## [Exercise aim]
Find each line holding "number" and copy it out.

— BEGIN Entries provided —

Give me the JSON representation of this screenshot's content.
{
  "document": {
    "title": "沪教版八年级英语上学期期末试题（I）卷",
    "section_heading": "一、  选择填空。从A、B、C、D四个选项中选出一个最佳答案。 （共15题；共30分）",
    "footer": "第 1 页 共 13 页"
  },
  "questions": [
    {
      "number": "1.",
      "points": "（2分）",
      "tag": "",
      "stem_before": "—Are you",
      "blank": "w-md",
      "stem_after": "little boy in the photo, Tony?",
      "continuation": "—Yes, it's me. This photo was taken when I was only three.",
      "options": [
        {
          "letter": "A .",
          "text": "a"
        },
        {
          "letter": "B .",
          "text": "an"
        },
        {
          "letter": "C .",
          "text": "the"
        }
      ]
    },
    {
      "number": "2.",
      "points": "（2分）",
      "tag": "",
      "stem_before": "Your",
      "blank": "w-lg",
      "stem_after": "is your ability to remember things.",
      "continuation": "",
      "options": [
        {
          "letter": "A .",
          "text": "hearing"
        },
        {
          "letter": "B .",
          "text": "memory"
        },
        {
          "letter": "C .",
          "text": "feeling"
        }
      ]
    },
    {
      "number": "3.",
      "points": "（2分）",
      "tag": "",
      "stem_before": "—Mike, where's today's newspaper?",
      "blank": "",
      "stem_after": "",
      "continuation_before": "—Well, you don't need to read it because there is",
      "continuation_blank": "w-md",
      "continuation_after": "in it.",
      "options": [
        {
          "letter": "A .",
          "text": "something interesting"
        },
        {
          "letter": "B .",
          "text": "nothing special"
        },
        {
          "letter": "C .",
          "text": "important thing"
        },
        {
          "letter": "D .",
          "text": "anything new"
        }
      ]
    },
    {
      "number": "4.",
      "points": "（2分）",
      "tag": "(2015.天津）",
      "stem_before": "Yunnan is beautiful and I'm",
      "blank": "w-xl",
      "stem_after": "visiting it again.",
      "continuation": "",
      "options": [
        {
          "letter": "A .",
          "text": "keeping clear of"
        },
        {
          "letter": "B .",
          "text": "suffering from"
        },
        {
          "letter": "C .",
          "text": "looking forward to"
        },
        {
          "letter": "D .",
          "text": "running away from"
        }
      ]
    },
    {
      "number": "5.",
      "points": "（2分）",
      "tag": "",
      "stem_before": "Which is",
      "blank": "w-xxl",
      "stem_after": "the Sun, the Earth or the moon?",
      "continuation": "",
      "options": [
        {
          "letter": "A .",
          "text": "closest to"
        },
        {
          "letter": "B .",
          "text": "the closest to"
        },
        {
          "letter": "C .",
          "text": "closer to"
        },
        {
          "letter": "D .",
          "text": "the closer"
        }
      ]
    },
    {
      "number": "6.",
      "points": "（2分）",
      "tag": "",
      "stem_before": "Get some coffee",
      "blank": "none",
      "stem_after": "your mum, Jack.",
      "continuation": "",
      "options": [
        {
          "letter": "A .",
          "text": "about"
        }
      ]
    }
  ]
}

— END Entries provided —
— BEGIN Entries provided —

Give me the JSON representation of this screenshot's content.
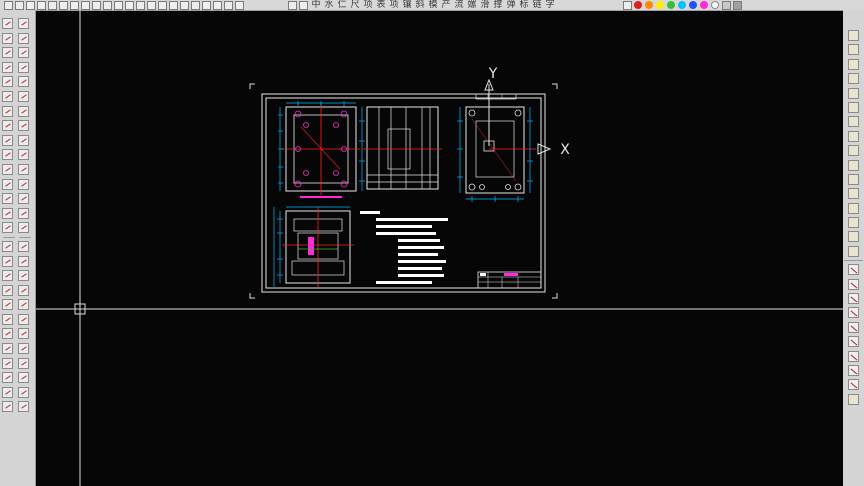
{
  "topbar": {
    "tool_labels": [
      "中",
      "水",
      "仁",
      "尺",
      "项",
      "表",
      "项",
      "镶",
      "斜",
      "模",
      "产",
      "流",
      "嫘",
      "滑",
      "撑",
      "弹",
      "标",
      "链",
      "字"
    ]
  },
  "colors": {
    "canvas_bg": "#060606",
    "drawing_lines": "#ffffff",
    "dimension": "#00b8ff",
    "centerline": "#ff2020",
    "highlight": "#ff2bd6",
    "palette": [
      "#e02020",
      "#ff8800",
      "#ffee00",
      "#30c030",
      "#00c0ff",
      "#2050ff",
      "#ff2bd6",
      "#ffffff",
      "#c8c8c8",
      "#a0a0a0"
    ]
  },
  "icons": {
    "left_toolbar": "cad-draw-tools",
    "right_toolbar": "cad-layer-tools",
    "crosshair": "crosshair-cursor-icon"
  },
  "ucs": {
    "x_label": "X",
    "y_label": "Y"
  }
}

— END Entries provided —
— BEGIN Entries provided —

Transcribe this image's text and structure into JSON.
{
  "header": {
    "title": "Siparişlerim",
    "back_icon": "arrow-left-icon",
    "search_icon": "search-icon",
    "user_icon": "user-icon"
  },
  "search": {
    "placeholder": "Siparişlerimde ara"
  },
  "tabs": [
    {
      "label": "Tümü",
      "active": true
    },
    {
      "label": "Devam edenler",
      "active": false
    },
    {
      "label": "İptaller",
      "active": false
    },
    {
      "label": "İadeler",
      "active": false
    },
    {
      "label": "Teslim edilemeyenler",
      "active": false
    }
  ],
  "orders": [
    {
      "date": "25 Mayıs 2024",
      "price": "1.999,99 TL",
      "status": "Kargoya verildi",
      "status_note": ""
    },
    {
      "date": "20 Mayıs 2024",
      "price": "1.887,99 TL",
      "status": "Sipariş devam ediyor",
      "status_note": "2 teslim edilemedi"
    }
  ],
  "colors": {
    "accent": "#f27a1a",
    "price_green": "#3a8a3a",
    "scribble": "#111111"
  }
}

— END Entries provided —

## [Result]
      "number": "1.",
      "number": "2.",
      "number": "3.",
      "number": "4.",
      "number": "5.",
      "number": "6.",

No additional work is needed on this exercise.